> _What you have to do_: Search the listing below for the string "Kaplan" and show each line that contains it.

*** Material provided Section Begins ***

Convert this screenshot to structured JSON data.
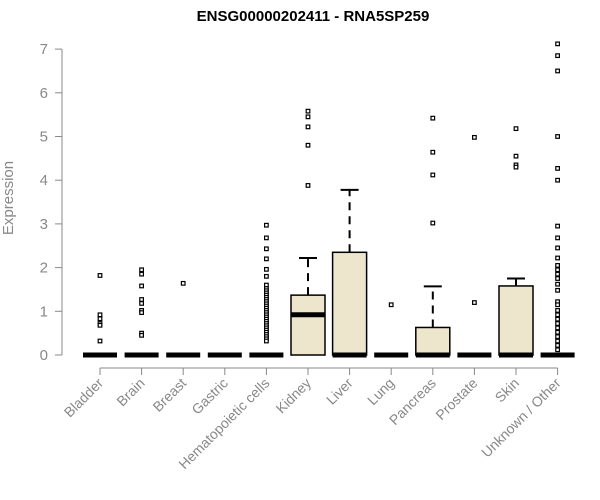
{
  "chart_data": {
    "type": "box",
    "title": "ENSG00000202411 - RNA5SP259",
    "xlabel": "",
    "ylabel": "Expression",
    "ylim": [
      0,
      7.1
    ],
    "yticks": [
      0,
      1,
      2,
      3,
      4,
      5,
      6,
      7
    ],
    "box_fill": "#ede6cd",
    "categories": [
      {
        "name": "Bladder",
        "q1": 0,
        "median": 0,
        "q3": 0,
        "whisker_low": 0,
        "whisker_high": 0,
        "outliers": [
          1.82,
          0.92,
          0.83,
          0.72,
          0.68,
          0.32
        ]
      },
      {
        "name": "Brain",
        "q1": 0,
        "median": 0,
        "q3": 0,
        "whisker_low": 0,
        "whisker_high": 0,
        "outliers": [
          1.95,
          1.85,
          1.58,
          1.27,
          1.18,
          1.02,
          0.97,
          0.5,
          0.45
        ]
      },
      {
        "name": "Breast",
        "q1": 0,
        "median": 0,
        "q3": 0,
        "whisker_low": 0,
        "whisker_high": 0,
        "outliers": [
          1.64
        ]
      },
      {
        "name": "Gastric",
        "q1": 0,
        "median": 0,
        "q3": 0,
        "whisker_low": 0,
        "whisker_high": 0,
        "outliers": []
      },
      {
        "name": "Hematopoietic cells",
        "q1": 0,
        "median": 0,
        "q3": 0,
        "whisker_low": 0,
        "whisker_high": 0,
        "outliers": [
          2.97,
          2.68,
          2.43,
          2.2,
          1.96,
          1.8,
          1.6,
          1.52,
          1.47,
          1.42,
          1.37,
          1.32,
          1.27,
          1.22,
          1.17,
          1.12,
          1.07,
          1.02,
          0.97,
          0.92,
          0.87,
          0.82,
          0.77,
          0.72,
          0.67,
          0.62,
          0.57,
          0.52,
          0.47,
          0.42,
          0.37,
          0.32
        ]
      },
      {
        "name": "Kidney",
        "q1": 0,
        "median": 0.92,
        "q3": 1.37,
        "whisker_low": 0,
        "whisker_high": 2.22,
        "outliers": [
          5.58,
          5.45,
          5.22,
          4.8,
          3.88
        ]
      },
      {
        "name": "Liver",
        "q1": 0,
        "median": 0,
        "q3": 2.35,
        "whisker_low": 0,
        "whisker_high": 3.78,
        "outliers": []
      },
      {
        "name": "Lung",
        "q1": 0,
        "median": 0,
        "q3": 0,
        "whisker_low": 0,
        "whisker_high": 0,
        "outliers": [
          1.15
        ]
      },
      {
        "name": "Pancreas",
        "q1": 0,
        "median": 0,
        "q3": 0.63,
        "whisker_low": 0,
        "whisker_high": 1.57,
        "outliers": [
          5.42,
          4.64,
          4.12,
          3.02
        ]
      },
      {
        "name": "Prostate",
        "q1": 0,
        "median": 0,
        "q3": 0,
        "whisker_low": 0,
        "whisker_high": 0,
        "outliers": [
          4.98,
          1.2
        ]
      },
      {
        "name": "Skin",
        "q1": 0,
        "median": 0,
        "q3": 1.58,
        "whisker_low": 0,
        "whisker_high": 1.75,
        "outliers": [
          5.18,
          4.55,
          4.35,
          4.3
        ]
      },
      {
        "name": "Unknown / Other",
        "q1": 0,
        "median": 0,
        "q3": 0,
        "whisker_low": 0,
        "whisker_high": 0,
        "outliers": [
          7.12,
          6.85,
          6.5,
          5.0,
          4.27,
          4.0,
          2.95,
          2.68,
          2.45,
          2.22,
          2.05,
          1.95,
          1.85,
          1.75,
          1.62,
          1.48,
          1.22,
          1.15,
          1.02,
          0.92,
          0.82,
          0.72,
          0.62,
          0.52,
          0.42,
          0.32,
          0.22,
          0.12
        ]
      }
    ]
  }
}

*** Material provided Section Ends ***
*** Material provided Section Begins ***

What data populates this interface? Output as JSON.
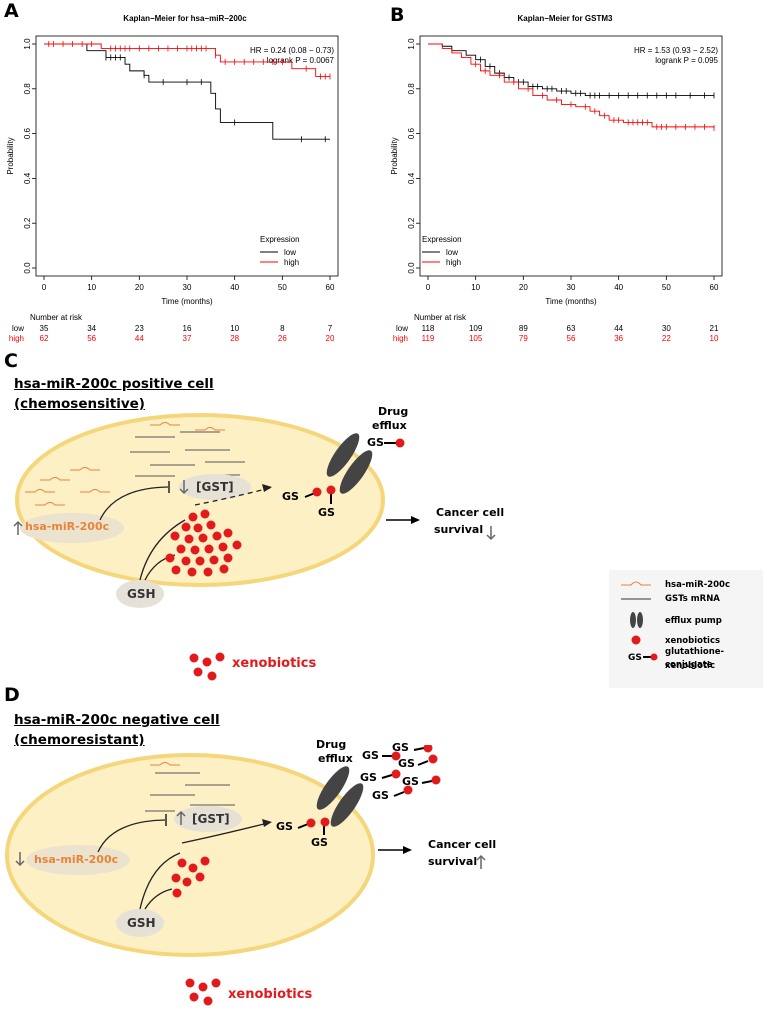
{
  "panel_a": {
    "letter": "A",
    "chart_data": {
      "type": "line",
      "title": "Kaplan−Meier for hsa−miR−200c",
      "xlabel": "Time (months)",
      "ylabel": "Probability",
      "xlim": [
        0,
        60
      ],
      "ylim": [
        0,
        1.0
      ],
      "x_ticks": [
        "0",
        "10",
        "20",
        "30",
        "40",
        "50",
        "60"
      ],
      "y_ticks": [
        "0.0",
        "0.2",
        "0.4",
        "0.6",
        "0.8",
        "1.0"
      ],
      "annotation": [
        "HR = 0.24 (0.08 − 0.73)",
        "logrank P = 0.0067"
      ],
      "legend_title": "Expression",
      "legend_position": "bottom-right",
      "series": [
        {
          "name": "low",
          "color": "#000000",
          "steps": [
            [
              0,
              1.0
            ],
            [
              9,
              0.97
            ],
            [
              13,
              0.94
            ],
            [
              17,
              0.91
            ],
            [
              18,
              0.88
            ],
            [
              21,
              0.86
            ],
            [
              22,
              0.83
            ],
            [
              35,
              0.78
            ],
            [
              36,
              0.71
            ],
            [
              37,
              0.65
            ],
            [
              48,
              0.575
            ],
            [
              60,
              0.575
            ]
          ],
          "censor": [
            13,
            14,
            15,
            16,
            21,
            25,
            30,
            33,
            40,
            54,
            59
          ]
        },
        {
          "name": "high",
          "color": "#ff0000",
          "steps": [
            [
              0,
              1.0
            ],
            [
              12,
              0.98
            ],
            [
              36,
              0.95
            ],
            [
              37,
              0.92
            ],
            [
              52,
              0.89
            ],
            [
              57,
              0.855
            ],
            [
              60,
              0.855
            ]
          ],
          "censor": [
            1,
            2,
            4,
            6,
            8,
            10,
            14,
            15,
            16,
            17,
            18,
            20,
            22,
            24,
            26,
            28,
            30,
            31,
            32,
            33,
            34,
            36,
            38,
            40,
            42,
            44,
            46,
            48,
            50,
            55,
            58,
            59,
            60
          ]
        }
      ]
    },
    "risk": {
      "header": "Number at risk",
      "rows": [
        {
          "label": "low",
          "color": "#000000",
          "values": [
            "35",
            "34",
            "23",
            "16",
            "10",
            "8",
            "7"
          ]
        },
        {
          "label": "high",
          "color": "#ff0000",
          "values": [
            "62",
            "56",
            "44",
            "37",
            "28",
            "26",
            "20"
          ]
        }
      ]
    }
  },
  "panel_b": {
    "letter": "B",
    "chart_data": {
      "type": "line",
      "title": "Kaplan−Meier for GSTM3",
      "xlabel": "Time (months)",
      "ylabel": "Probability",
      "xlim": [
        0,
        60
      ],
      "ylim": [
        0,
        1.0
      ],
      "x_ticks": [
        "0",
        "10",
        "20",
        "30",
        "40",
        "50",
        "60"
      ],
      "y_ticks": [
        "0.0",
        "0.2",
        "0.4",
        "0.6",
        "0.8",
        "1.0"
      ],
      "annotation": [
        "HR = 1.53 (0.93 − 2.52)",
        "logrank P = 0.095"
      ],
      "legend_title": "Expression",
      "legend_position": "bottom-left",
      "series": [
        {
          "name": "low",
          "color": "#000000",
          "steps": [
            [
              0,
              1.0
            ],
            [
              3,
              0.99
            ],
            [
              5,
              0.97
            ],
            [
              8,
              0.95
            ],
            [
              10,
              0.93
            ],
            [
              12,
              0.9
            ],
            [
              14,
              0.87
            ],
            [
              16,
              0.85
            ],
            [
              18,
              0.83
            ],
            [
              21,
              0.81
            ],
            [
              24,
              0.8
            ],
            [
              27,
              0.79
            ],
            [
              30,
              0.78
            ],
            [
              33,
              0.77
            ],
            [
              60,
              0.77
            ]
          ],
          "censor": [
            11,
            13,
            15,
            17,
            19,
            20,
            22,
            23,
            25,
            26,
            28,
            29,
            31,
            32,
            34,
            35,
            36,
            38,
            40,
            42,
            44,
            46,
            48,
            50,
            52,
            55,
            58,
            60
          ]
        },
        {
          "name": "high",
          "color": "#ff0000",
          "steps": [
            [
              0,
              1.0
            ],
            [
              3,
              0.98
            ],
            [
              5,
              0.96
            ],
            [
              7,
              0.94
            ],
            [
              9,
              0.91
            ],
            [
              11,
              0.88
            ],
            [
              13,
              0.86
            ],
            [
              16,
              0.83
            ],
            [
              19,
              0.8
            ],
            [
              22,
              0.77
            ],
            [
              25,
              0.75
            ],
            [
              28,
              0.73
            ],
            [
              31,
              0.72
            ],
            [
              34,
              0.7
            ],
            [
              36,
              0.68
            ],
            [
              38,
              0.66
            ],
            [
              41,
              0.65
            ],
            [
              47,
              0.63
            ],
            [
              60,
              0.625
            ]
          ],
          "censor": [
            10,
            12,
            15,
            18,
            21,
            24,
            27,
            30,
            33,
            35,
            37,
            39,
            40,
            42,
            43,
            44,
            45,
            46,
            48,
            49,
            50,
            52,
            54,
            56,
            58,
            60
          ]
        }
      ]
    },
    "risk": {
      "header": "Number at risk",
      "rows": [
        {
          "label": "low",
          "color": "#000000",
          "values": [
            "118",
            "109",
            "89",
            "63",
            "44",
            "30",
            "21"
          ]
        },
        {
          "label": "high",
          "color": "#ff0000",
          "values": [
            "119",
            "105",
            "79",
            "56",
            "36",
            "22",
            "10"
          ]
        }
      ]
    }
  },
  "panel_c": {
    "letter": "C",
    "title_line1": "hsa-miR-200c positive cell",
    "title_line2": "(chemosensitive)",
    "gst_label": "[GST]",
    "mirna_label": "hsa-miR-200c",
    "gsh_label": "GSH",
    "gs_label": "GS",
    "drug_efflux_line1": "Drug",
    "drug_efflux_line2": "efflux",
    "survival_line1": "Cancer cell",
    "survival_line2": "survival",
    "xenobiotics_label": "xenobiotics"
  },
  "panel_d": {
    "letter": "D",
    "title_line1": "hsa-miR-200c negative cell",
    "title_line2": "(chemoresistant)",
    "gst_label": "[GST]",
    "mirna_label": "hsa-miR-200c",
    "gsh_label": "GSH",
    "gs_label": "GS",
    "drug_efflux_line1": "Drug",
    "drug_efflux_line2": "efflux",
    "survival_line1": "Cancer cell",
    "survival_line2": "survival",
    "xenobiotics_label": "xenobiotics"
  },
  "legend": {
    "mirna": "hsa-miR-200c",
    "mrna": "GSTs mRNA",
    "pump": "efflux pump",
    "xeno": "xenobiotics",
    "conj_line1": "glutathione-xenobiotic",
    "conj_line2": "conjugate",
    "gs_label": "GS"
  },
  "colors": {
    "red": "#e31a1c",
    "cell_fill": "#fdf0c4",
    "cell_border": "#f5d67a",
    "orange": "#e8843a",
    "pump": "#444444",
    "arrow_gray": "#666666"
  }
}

*** Material provided Section Ends ***
*** Material provided Section Begins ***

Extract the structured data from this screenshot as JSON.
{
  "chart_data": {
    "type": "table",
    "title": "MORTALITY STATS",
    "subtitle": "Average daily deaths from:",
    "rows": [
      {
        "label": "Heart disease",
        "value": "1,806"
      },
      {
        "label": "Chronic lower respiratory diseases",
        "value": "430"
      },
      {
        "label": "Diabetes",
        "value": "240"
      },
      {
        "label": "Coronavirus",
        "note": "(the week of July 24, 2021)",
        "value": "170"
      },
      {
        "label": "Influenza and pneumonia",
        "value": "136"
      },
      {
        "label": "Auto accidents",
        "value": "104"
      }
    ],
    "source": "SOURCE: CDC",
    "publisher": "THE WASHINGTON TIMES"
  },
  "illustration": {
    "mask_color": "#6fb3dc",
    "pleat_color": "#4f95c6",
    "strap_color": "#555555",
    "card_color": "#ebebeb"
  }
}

*** Material provided Section Ends ***

> _Result for this exercise_:
      "title": "Kaplan−Meier for hsa−miR−200c",
      "title": "Kaplan−Meier for GSTM3",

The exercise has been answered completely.